== Data supplied ==
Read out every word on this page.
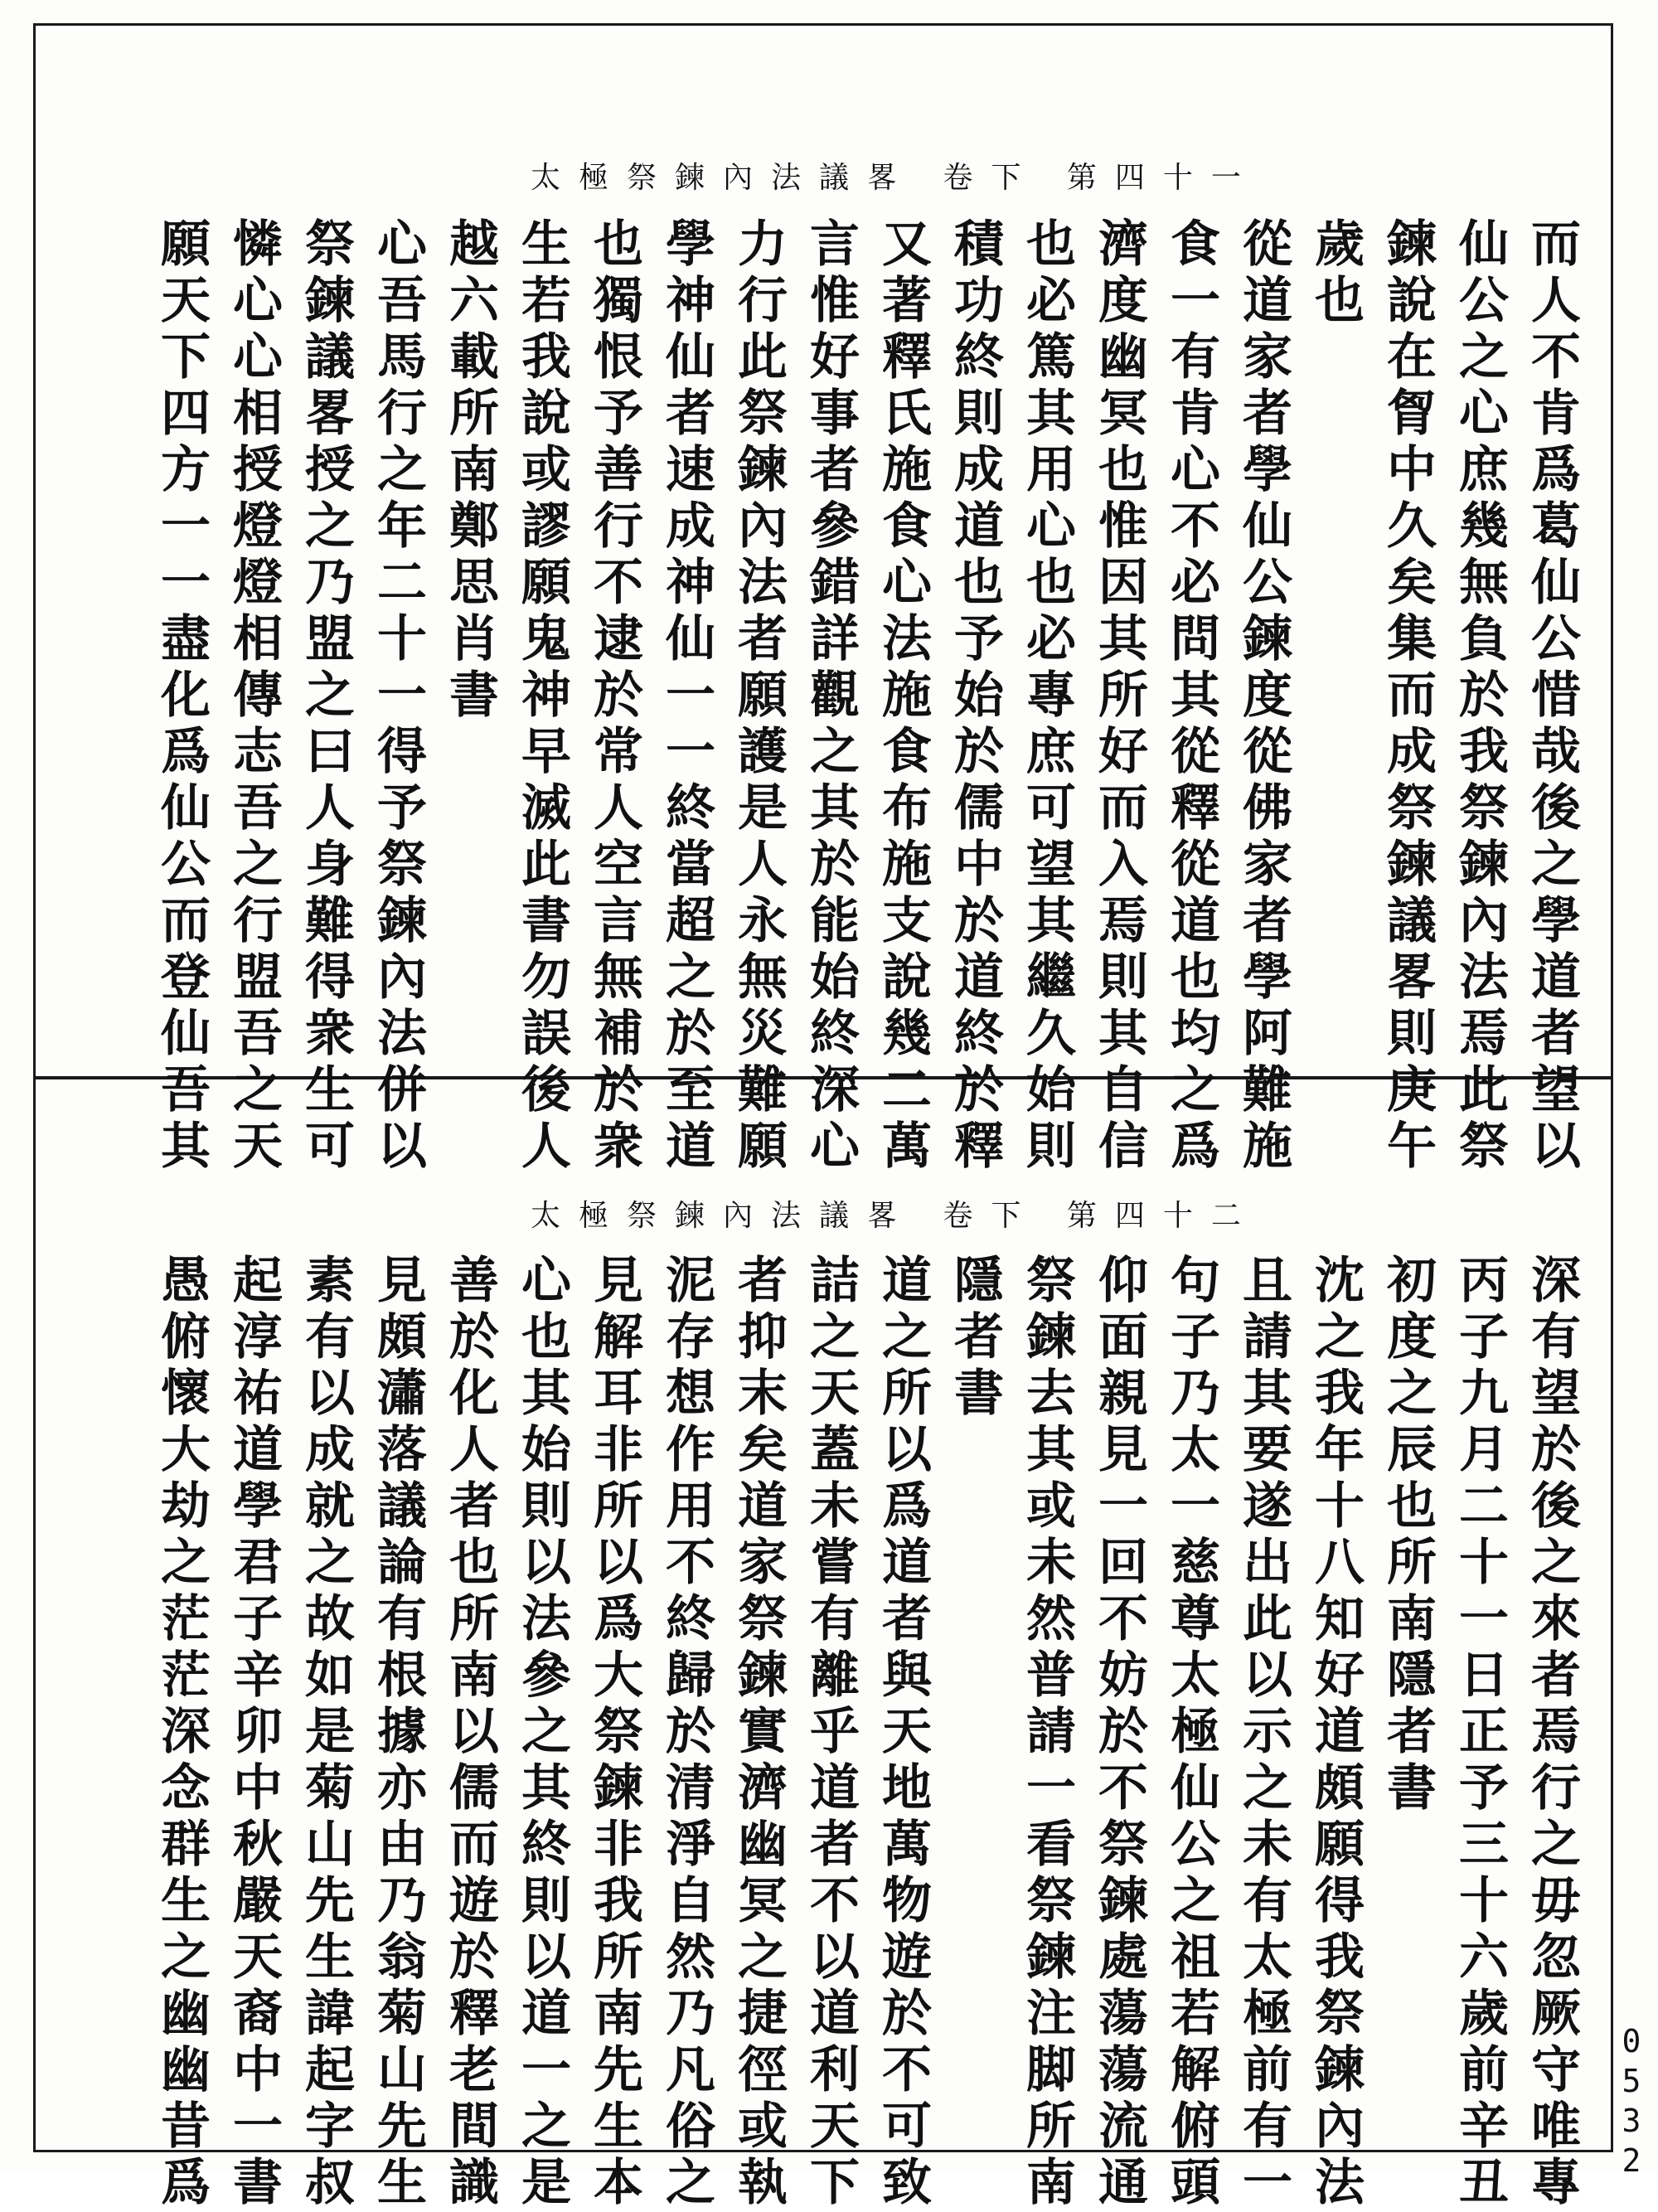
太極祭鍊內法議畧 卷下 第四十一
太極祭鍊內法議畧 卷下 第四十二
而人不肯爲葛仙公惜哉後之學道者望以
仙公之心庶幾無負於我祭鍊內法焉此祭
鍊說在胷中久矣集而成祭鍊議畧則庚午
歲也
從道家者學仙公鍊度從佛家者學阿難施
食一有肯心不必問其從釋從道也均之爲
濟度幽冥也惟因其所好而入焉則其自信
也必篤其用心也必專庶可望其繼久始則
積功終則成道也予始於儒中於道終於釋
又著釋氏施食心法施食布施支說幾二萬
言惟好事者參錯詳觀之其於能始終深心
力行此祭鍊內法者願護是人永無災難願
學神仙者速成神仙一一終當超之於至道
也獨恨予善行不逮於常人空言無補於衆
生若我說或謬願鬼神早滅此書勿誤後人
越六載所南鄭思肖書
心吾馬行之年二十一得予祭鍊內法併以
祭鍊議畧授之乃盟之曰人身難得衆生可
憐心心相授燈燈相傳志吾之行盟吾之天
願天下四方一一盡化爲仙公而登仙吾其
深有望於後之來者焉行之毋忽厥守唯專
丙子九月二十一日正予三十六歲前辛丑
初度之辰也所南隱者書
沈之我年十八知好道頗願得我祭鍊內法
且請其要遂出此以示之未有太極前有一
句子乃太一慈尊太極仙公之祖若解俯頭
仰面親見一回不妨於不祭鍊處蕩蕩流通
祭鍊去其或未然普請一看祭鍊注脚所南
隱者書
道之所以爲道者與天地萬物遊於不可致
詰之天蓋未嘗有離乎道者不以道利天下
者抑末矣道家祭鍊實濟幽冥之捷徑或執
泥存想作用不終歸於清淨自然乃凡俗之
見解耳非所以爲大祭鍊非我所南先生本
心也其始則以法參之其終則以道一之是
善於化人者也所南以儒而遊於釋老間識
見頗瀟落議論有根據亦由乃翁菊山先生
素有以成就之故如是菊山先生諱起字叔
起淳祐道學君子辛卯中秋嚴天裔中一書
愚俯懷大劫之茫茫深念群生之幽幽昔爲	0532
===
• Work to do: Transcribe every entry word for word, but skip the pictures.

• Output for this exercise:
Read out every word on this page.
太極祭鍊內法議畧 卷下 第四十一
太極祭鍊內法議畧 卷下 第四十二
而人不肯爲葛仙公惜哉後之學道者望以
仙公之心庶幾無負於我祭鍊內法焉此祭
鍊說在胷中久矣集而成祭鍊議畧則庚午
歲也
從道家者學仙公鍊度從佛家者學阿難施
食一有肯心不必問其從釋從道也均之爲
濟度幽冥也惟因其所好而入焉則其自信
也必篤其用心也必專庶可望其繼久始則
積功終則成道也予始於儒中於道終於釋
又著釋氏施食心法施食布施支說幾二萬
言惟好事者參錯詳觀之其於能始終深心
力行此祭鍊內法者願護是人永無災難願
學神仙者速成神仙一一終當超之於至道
也獨恨予善行不逮於常人空言無補於衆
生若我說或謬願鬼神早滅此書勿誤後人
越六載所南鄭思肖書
心吾馬行之年二十一得予祭鍊內法併以
祭鍊議畧授之乃盟之曰人身難得衆生可
憐心心相授燈燈相傳志吾之行盟吾之天
願天下四方一一盡化爲仙公而登仙吾其
深有望於後之來者焉行之毋忽厥守唯專
丙子九月二十一日正予三十六歲前辛丑
初度之辰也所南隱者書
沈之我年十八知好道頗願得我祭鍊內法
且請其要遂出此以示之未有太極前有一
句子乃太一慈尊太極仙公之祖若解俯頭
仰面親見一回不妨於不祭鍊處蕩蕩流通
祭鍊去其或未然普請一看祭鍊注脚所南
隱者書
道之所以爲道者與天地萬物遊於不可致
詰之天蓋未嘗有離乎道者不以道利天下
者抑末矣道家祭鍊實濟幽冥之捷徑或執
泥存想作用不終歸於清淨自然乃凡俗之
見解耳非所以爲大祭鍊非我所南先生本
心也其始則以法參之其終則以道一之是
善於化人者也所南以儒而遊於釋老間識
見頗瀟落議論有根據亦由乃翁菊山先生
素有以成就之故如是菊山先生諱起字叔
起淳祐道學君子辛卯中秋嚴天裔中一書
愚俯懷大劫之茫茫深念群生之幽幽昔爲	0532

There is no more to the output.